DATA LISTING:
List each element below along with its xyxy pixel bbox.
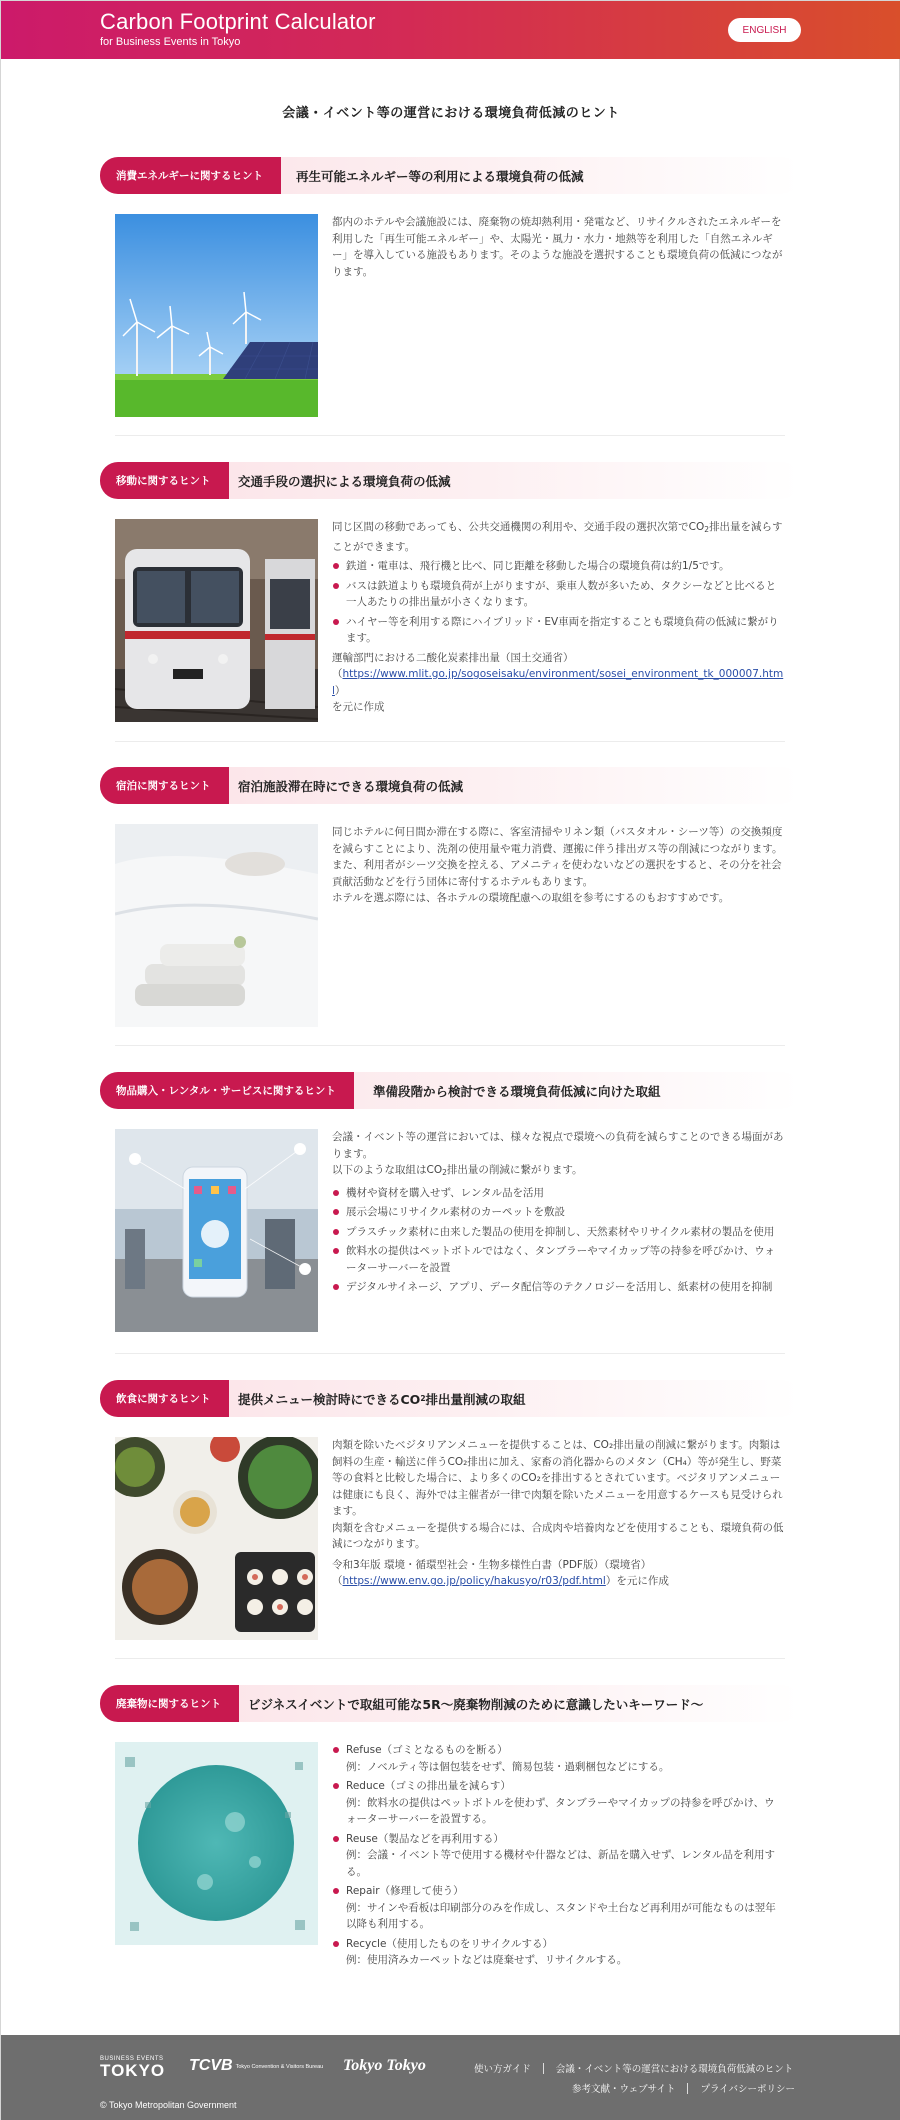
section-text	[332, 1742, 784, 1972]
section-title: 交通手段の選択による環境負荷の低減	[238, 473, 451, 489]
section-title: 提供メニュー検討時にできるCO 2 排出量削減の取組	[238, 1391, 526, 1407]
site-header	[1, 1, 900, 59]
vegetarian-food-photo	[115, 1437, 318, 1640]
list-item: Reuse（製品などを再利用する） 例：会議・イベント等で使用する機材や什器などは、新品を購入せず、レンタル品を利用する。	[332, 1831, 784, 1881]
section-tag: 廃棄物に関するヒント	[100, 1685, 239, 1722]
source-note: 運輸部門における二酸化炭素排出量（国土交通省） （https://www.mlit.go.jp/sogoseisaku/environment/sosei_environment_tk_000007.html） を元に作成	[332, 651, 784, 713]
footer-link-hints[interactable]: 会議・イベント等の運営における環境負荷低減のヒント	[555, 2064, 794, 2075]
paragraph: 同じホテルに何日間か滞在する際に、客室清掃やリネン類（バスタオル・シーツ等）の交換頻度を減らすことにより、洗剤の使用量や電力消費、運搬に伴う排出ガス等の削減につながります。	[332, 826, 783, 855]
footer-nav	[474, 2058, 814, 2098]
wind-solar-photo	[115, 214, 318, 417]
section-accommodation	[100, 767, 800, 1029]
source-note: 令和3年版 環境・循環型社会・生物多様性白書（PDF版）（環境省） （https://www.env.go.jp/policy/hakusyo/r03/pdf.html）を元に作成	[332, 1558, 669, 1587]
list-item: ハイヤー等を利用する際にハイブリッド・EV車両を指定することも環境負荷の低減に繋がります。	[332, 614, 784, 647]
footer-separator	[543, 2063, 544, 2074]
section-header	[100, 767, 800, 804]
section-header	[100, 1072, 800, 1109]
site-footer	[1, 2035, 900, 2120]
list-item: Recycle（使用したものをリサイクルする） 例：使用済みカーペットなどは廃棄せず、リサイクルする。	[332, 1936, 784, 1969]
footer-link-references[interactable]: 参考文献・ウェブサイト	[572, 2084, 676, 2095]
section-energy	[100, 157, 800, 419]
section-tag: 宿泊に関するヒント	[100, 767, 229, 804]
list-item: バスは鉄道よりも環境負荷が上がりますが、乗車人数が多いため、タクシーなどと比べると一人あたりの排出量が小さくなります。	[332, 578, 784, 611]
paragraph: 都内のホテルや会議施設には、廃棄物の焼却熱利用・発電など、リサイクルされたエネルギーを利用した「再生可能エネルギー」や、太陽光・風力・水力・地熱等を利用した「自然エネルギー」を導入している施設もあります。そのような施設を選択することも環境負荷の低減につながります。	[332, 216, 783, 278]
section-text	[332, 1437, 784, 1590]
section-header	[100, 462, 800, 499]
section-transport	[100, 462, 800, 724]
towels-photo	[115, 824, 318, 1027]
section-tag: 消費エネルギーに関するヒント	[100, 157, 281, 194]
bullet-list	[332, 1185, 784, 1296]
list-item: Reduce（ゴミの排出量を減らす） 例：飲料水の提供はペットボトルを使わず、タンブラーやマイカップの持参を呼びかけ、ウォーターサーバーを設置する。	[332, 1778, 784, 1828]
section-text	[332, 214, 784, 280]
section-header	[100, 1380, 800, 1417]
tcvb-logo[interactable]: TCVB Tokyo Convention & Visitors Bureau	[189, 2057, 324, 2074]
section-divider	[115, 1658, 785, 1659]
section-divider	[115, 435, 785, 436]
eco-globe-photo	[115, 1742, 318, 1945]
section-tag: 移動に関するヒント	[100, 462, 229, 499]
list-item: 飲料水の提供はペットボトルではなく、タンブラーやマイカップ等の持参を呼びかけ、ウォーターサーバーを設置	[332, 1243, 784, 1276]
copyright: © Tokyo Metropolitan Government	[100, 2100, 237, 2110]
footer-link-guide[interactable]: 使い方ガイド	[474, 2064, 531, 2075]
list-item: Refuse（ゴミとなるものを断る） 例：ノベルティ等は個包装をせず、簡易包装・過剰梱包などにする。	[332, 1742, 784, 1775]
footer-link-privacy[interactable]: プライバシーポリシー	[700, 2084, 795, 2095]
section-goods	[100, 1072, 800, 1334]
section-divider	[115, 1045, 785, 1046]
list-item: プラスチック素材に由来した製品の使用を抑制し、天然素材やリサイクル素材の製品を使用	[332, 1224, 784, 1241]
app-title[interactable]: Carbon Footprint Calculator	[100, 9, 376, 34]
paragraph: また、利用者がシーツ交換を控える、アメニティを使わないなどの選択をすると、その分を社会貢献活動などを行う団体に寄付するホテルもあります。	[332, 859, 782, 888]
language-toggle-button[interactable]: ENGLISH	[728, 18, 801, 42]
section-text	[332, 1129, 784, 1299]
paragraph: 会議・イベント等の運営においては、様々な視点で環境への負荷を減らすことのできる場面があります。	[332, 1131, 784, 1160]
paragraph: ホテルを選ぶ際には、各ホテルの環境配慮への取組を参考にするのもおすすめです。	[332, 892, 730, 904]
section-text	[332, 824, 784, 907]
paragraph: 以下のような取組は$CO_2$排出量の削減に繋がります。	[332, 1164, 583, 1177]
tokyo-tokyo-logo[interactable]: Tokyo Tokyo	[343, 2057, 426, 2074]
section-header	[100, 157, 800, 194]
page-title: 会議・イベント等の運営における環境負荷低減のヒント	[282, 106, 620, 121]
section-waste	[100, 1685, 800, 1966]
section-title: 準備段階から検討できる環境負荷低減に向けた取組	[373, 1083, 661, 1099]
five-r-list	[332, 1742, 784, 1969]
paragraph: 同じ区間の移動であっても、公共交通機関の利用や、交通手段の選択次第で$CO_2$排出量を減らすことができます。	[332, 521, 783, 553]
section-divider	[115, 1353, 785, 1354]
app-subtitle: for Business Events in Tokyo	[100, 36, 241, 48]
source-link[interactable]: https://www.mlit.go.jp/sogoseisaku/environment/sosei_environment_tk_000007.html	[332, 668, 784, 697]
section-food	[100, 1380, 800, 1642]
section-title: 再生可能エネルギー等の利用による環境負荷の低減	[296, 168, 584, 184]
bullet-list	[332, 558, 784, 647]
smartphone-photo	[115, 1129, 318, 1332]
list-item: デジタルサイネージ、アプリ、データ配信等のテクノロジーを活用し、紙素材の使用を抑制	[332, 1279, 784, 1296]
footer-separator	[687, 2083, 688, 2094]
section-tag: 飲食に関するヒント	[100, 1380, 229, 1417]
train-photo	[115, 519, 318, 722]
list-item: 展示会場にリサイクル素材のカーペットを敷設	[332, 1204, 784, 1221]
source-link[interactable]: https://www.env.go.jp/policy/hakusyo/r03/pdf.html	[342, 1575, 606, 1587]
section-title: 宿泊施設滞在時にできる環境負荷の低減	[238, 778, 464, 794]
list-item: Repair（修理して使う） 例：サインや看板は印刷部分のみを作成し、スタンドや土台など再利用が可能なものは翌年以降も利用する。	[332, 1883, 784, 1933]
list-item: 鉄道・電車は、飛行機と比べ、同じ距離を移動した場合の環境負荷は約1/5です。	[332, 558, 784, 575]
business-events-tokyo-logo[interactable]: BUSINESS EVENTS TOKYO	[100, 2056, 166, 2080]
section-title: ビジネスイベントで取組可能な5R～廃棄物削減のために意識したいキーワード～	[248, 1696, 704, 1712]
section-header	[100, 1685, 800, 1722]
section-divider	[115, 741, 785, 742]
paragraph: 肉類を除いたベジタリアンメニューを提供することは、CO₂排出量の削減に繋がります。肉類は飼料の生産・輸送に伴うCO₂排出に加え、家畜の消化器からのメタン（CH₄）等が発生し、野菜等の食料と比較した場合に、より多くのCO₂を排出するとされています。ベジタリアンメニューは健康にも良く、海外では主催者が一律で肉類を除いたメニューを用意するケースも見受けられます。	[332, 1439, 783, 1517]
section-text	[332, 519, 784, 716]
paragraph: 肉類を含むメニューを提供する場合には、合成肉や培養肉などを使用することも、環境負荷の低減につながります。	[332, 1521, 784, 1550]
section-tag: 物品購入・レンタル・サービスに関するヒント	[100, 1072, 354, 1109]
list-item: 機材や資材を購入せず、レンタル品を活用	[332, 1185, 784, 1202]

GIVEN INSTRUCTION: How many lines in the material above contain the string "interactable"? Give only the number.

RESULT: 11